> [Set exercise]:
Identify the lines that include the word "icon", then copy all of them.

> [Input records]:
-*-

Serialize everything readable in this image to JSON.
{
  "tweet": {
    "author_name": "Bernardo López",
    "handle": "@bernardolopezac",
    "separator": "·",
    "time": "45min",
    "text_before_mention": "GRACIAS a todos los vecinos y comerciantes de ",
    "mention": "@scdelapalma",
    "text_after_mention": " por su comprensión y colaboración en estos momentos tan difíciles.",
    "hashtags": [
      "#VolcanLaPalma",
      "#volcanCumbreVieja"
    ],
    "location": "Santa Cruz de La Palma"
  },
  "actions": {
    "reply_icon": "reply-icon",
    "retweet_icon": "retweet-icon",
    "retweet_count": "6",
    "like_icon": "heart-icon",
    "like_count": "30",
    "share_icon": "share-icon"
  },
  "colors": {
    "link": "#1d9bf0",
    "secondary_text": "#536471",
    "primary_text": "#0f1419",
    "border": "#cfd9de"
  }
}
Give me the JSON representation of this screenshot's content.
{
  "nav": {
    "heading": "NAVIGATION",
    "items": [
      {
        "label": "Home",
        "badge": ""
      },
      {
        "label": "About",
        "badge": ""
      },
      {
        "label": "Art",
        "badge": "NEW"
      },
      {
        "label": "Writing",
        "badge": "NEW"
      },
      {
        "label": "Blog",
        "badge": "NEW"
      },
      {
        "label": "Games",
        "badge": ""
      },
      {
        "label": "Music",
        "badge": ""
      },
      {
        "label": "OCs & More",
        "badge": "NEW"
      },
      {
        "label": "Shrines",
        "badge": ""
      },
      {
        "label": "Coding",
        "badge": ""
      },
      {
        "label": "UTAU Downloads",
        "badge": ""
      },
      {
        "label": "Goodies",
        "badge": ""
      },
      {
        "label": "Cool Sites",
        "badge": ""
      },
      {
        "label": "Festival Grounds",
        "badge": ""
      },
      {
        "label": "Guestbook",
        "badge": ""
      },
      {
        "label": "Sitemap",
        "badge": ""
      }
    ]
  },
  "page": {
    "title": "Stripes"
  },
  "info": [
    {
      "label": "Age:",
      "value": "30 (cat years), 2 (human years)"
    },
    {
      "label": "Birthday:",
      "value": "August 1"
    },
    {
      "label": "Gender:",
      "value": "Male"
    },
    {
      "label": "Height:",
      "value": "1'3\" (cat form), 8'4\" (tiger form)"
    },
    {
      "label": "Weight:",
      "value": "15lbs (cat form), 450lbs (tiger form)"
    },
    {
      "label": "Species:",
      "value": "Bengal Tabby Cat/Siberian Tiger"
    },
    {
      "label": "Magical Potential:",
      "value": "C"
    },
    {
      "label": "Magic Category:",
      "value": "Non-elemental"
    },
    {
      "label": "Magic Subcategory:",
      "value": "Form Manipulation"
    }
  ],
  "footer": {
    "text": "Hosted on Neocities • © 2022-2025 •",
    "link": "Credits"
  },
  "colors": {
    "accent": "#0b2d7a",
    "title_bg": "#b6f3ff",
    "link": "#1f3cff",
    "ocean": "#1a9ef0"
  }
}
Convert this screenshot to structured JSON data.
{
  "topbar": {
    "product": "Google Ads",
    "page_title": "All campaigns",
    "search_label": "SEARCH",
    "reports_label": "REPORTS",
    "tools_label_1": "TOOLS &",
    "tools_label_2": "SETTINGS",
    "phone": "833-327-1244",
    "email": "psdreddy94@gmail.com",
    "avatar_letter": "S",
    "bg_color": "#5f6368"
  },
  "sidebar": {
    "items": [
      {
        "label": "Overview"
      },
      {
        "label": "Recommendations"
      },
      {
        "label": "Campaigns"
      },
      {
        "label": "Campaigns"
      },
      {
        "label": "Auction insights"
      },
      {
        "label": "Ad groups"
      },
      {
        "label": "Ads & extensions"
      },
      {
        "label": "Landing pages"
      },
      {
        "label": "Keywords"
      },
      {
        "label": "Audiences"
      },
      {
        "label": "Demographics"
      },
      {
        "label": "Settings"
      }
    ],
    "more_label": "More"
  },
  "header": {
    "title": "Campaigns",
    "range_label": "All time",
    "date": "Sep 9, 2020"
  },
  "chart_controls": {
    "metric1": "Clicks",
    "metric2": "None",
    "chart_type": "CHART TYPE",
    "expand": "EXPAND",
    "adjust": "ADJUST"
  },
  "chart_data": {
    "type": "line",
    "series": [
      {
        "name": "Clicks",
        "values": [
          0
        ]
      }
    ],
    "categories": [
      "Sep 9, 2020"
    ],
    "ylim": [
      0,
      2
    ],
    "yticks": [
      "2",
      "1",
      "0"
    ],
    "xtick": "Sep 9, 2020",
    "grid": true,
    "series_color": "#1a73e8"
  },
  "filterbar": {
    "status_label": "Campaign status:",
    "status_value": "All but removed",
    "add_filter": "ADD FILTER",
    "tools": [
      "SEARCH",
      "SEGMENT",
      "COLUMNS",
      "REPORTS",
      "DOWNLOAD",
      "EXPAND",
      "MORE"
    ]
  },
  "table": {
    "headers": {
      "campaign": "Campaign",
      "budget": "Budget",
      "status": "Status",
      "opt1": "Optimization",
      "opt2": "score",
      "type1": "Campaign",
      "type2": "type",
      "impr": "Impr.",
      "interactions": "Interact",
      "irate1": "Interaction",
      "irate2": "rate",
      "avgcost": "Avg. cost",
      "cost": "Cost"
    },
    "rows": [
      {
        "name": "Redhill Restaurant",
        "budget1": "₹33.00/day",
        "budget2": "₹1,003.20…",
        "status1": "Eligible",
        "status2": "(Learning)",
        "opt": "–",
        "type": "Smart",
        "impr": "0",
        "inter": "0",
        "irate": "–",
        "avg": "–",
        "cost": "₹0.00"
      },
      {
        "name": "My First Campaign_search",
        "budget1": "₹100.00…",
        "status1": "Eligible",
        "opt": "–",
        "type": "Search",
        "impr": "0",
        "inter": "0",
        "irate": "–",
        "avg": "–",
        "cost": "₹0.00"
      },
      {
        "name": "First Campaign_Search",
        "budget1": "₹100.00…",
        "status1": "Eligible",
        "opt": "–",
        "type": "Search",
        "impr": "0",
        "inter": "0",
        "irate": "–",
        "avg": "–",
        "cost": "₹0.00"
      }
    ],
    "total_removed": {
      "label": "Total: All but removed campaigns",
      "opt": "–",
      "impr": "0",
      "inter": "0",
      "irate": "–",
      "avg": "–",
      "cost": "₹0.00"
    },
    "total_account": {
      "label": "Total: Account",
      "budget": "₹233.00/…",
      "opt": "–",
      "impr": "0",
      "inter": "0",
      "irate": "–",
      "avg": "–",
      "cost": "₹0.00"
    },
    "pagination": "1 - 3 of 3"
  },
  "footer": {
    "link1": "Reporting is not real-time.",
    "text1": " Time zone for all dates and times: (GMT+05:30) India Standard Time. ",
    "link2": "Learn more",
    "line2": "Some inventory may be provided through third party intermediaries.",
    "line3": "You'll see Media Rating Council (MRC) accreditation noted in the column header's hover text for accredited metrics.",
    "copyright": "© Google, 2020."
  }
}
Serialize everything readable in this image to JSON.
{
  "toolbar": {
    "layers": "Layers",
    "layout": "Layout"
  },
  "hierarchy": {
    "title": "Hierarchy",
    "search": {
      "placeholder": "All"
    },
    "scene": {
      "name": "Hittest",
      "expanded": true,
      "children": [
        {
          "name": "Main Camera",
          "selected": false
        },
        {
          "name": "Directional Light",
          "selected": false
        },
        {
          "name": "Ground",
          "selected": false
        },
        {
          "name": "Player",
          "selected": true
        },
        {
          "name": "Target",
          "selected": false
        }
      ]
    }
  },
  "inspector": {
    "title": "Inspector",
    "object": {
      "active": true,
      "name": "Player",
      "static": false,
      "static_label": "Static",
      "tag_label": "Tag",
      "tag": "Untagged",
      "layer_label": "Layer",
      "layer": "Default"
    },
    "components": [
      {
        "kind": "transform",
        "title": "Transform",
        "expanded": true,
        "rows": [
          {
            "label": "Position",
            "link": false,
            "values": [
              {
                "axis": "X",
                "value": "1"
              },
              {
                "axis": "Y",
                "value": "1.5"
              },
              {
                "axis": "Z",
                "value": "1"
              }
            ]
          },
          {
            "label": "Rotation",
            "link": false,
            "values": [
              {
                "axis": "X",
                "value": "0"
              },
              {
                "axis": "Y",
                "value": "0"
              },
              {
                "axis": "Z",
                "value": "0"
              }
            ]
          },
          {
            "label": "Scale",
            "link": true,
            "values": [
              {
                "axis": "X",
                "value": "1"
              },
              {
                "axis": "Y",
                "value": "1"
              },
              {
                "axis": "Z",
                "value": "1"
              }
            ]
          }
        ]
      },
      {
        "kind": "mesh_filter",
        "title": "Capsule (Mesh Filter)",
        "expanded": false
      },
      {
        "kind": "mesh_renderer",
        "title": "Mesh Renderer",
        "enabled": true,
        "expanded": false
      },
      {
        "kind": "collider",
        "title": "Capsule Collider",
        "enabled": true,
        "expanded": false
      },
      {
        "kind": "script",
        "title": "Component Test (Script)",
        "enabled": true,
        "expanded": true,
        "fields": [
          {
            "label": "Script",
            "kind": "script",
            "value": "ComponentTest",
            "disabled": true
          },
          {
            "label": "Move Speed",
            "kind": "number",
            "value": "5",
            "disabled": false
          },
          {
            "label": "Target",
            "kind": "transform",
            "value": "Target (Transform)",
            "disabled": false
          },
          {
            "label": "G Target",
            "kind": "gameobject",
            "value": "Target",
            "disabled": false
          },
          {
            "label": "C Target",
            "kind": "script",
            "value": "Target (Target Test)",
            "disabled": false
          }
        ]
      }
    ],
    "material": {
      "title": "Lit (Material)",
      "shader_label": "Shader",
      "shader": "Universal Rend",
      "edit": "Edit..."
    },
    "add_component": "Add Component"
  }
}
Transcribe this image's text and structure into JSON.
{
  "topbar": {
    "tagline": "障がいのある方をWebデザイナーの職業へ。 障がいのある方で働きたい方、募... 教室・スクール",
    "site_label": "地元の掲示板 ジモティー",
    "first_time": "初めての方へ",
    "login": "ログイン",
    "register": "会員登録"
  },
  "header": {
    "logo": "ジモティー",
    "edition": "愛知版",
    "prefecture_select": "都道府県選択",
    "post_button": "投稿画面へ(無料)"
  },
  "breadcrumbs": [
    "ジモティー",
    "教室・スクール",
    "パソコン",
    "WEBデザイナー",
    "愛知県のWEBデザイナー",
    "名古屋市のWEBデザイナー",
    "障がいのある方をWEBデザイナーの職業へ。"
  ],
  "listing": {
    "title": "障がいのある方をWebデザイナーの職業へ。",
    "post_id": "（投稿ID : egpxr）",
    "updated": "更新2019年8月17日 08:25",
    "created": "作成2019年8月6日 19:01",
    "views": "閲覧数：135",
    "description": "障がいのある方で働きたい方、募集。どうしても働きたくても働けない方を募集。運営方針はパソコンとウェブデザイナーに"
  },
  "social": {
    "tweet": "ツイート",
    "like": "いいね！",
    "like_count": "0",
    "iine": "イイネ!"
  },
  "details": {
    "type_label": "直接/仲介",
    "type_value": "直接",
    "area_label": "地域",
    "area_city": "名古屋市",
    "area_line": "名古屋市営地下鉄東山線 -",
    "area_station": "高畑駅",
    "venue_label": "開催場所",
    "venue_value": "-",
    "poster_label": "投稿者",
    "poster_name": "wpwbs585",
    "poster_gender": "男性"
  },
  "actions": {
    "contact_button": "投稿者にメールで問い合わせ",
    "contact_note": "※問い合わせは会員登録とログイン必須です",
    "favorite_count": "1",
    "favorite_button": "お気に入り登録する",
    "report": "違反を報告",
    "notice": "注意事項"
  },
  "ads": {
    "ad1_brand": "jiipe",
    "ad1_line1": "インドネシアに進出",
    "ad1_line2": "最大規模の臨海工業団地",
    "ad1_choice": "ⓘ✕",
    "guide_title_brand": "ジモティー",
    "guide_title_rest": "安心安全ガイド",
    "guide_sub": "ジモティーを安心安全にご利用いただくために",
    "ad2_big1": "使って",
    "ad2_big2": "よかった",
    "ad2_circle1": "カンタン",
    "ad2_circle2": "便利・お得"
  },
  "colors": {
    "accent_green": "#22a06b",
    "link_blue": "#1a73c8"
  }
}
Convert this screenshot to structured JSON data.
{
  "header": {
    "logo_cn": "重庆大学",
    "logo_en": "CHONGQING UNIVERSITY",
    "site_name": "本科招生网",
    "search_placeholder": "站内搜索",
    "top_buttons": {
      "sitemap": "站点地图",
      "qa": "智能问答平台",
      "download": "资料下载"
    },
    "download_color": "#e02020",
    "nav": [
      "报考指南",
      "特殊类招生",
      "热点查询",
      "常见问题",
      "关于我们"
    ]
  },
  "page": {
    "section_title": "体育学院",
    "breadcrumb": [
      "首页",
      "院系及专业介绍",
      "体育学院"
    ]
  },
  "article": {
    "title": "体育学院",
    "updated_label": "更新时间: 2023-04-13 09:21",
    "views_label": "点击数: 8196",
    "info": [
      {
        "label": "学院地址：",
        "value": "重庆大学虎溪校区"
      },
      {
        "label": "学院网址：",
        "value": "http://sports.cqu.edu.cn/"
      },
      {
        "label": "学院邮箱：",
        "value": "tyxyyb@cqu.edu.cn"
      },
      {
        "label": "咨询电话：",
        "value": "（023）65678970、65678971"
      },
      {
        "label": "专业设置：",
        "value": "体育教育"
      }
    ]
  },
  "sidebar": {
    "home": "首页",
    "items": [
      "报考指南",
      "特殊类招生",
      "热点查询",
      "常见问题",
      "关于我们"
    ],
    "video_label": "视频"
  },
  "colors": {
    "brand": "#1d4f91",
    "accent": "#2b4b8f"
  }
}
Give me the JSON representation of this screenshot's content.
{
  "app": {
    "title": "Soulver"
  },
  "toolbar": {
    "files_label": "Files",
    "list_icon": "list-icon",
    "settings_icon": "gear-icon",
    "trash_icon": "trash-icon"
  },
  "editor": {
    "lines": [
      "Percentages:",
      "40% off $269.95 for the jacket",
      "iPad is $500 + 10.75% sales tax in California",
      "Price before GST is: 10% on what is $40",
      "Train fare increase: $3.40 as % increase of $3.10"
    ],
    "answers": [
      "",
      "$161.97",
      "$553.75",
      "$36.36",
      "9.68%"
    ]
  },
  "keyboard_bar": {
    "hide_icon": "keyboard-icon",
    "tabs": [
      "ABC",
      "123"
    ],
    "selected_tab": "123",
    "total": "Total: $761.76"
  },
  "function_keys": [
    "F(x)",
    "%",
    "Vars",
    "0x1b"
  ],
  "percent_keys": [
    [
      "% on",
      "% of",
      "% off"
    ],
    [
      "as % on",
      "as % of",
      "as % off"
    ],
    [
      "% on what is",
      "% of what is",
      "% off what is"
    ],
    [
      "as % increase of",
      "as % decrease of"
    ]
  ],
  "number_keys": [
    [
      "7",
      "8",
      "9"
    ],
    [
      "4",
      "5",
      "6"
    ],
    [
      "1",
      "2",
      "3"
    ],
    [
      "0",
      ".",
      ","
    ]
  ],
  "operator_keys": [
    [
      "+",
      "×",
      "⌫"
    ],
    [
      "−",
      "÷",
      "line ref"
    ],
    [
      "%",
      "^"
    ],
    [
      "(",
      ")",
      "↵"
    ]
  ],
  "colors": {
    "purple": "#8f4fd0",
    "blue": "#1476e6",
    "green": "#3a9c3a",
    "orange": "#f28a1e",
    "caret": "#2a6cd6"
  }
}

-*-

> [Response to the task]:
    "reply_icon": "reply-icon",
    "retweet_icon": "retweet-icon",
    "like_icon": "heart-icon",
    "share_icon": "share-icon"
    "list_icon": "list-icon",
    "settings_icon": "gear-icon",
    "trash_icon": "trash-icon"
    "hide_icon": "keyboard-icon",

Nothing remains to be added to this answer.